Short task:
Keep the pictures out of the copy and repeat the records exactly.

◇ ◇ ◇

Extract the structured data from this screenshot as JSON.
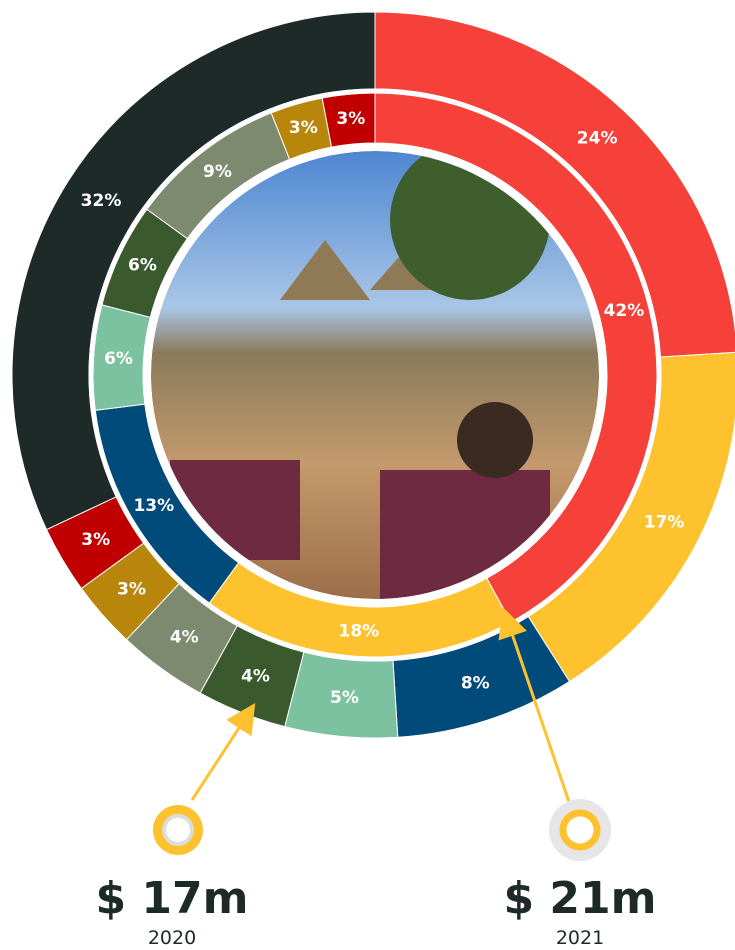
{
  "chart_data": {
    "type": "donut",
    "series": [
      {
        "values": [
          24,
          17,
          8,
          5,
          4,
          4,
          3,
          3,
          32
        ],
        "value_labels": [
          "24%",
          "17%",
          "8%",
          "5%",
          "4%",
          "4%",
          "3%",
          "3%",
          "32%"
        ],
        "colors": [
          "#f6403a",
          "#fdc22e",
          "#004b7a",
          "#7dc2a0",
          "#3a5a2e",
          "#7e8a70",
          "#b8860b",
          "#c00000",
          "#1e2a28"
        ]
      },
      {
        "values": [
          42,
          18,
          13,
          6,
          6,
          9,
          3,
          3
        ],
        "value_labels": [
          "42%",
          "18%",
          "13%",
          "6%",
          "6%",
          "9%",
          "3%",
          "3%"
        ],
        "colors": [
          "#f6403a",
          "#fdc22e",
          "#004b7a",
          "#7dc2a0",
          "#3a5a2e",
          "#7e8a70",
          "#b8860b",
          "#c00000"
        ]
      }
    ],
    "annotations": [
      {
        "amount": "$ 17m",
        "year": "2020"
      },
      {
        "amount": "$ 21m",
        "year": "2021"
      }
    ]
  }
}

◇ ◇ ◇

Completed exercise:
Extract the structured data from this screenshot as JSON.
{
  "chart_data": {
    "type": "donut",
    "series": [
      {
        "values": [
          24,
          17,
          8,
          5,
          4,
          4,
          3,
          3,
          32
        ],
        "value_labels": [
          "24%",
          "17%",
          "8%",
          "5%",
          "4%",
          "4%",
          "3%",
          "3%",
          "32%"
        ],
        "colors": [
          "#f6403a",
          "#fdc22e",
          "#004b7a",
          "#7dc2a0",
          "#3a5a2e",
          "#7e8a70",
          "#b8860b",
          "#c00000",
          "#1e2a28"
        ]
      },
      {
        "values": [
          42,
          18,
          13,
          6,
          6,
          9,
          3,
          3
        ],
        "value_labels": [
          "42%",
          "18%",
          "13%",
          "6%",
          "6%",
          "9%",
          "3%",
          "3%"
        ],
        "colors": [
          "#f6403a",
          "#fdc22e",
          "#004b7a",
          "#7dc2a0",
          "#3a5a2e",
          "#7e8a70",
          "#b8860b",
          "#c00000"
        ]
      }
    ],
    "annotations": [
      {
        "amount": "$ 17m",
        "year": "2020"
      },
      {
        "amount": "$ 21m",
        "year": "2021"
      }
    ]
  }
}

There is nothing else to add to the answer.